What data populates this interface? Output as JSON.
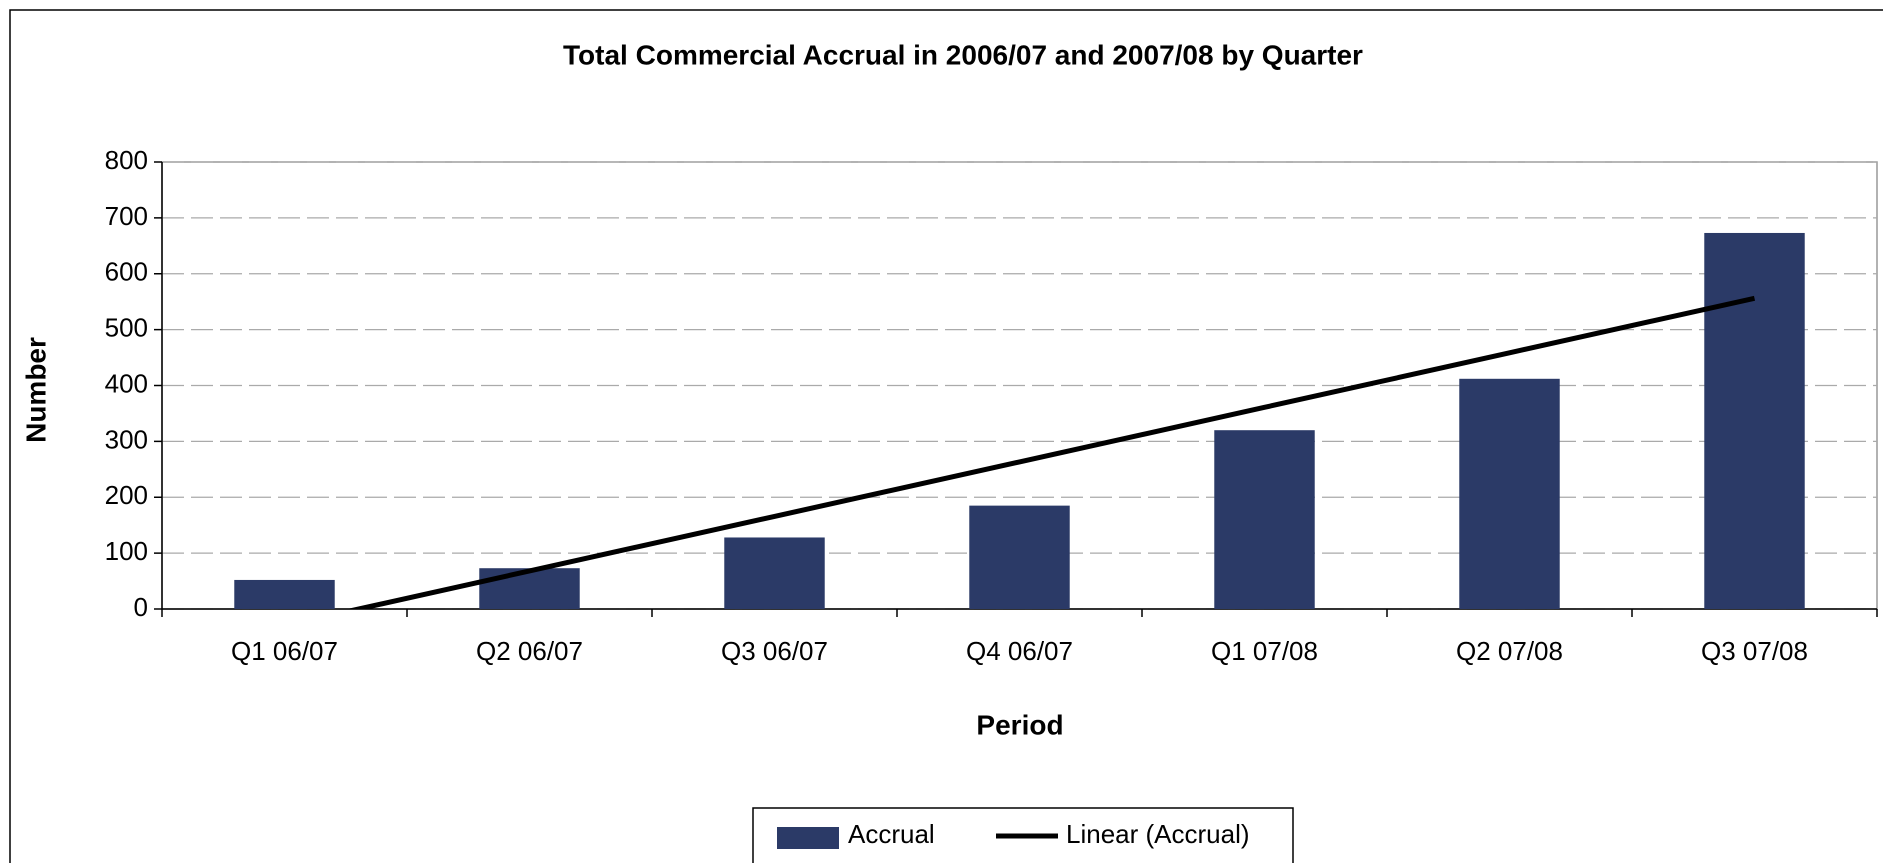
{
  "chart_data": {
    "type": "bar",
    "title": "Total Commercial Accrual in 2006/07 and 2007/08 by Quarter",
    "x_label": "Period",
    "y_label": "Number",
    "categories": [
      "Q1 06/07",
      "Q2 06/07",
      "Q3 06/07",
      "Q4 06/07",
      "Q1 07/08",
      "Q2 07/08",
      "Q3 07/08"
    ],
    "series": [
      {
        "name": "Accrual",
        "type": "bar",
        "color": "#2b3a67",
        "values": [
          52,
          73,
          128,
          185,
          320,
          412,
          673
        ]
      },
      {
        "name": "Linear (Accrual)",
        "type": "line",
        "color": "#000000",
        "values": [
          -29.5,
          68.1,
          165.7,
          263.3,
          360.9,
          458.5,
          556.1
        ]
      }
    ],
    "ylim": [
      0,
      800
    ],
    "yticks": [
      0,
      100,
      200,
      300,
      400,
      500,
      600,
      700,
      800
    ],
    "grid": true,
    "legend": "bottom"
  }
}
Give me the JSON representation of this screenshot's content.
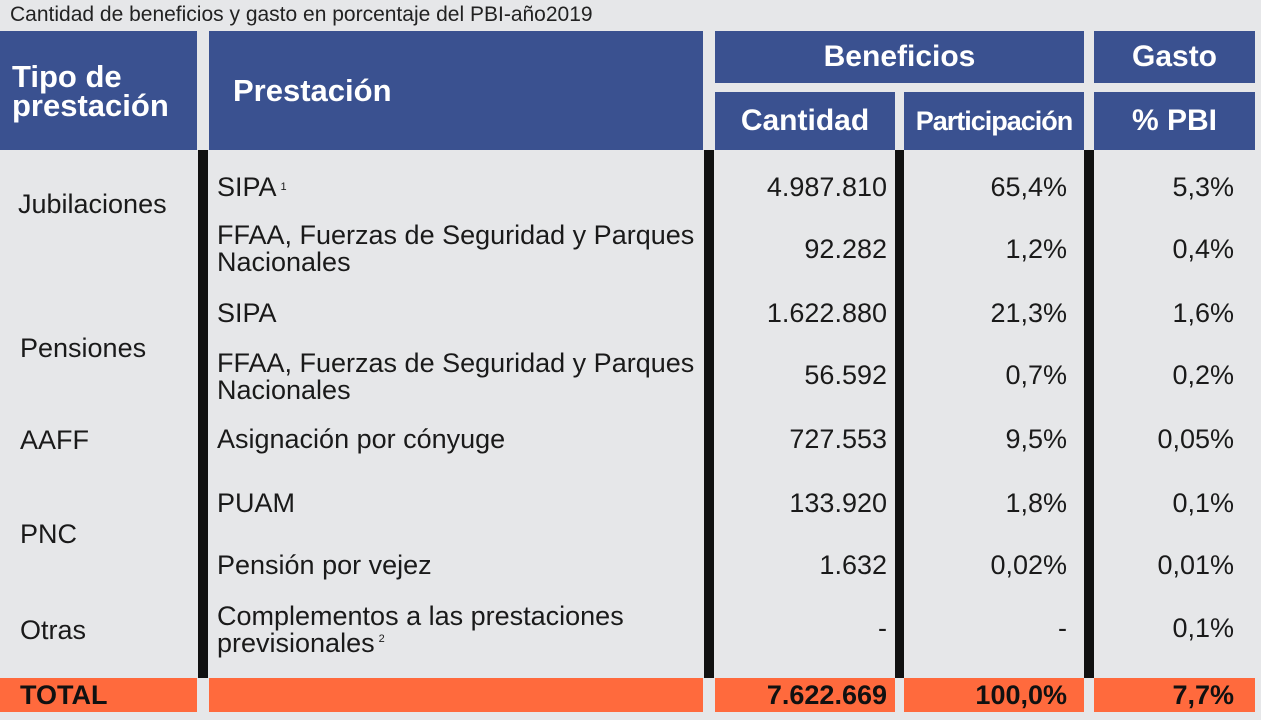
{
  "title": "Cantidad de beneficios y gasto en porcentaje del PBI-año2019",
  "headers": {
    "tipo": "Tipo de prestación",
    "prestacion": "Prestación",
    "beneficios": "Beneficios",
    "gasto": "Gasto",
    "cantidad": "Cantidad",
    "participacion": "Participación",
    "pbi": "% PBI"
  },
  "groups": [
    {
      "label": "Jubilaciones"
    },
    {
      "label": "Pensiones"
    },
    {
      "label": "AAFF"
    },
    {
      "label": "PNC"
    },
    {
      "label": "Otras"
    }
  ],
  "rows": [
    {
      "prestacion": "SIPA",
      "note": "1",
      "cantidad": "4.987.810",
      "participacion": "65,4%",
      "pbi": "5,3%"
    },
    {
      "prestacion": "FFAA, Fuerzas de Seguridad y Parques Nacionales",
      "note": "",
      "cantidad": "92.282",
      "participacion": "1,2%",
      "pbi": "0,4%"
    },
    {
      "prestacion": "SIPA",
      "note": "",
      "cantidad": "1.622.880",
      "participacion": "21,3%",
      "pbi": "1,6%"
    },
    {
      "prestacion": "FFAA, Fuerzas de Seguridad y Parques Nacionales",
      "note": "",
      "cantidad": "56.592",
      "participacion": "0,7%",
      "pbi": "0,2%"
    },
    {
      "prestacion": "Asignación por cónyuge",
      "note": "",
      "cantidad": "727.553",
      "participacion": "9,5%",
      "pbi": "0,05%"
    },
    {
      "prestacion": "PUAM",
      "note": "",
      "cantidad": "133.920",
      "participacion": "1,8%",
      "pbi": "0,1%"
    },
    {
      "prestacion": "Pensión por vejez",
      "note": "",
      "cantidad": "1.632",
      "participacion": "0,02%",
      "pbi": "0,01%"
    },
    {
      "prestacion": "Complementos a las prestaciones previsionales",
      "note": "2",
      "cantidad": "-",
      "participacion": "-",
      "pbi": "0,1%"
    }
  ],
  "total": {
    "label": "TOTAL",
    "cantidad": "7.622.669",
    "participacion": "100,0%",
    "pbi": "7,7%"
  },
  "colors": {
    "header_bg": "#3a5190",
    "total_bg": "#ff6a3d",
    "page_bg": "#e6e7e9",
    "divider": "#111111"
  }
}
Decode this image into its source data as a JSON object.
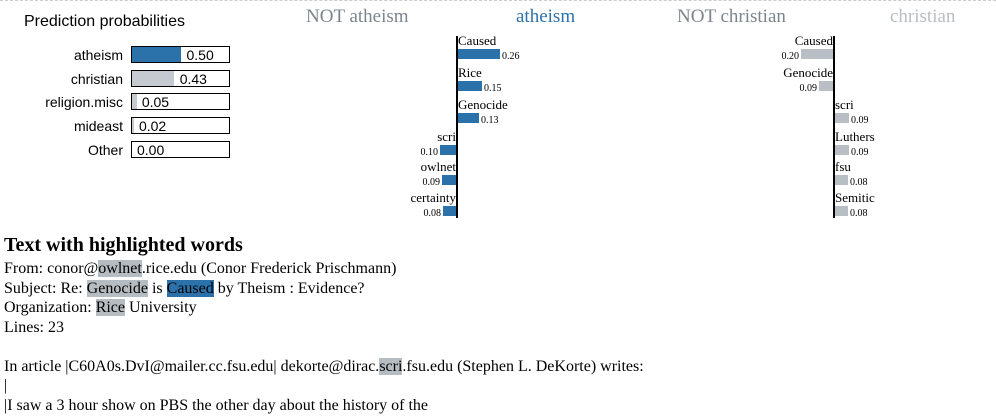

——

▸ WRITTEN EXERCISE: Lines of the material that contain the word "this" are to be gathered.

▸ WRITTEN SOLUTION:
What data populates this interface? Output as JSON.
Give me the JSON representation of this screenshot's content.
Decode this image into its source data as a JSON object.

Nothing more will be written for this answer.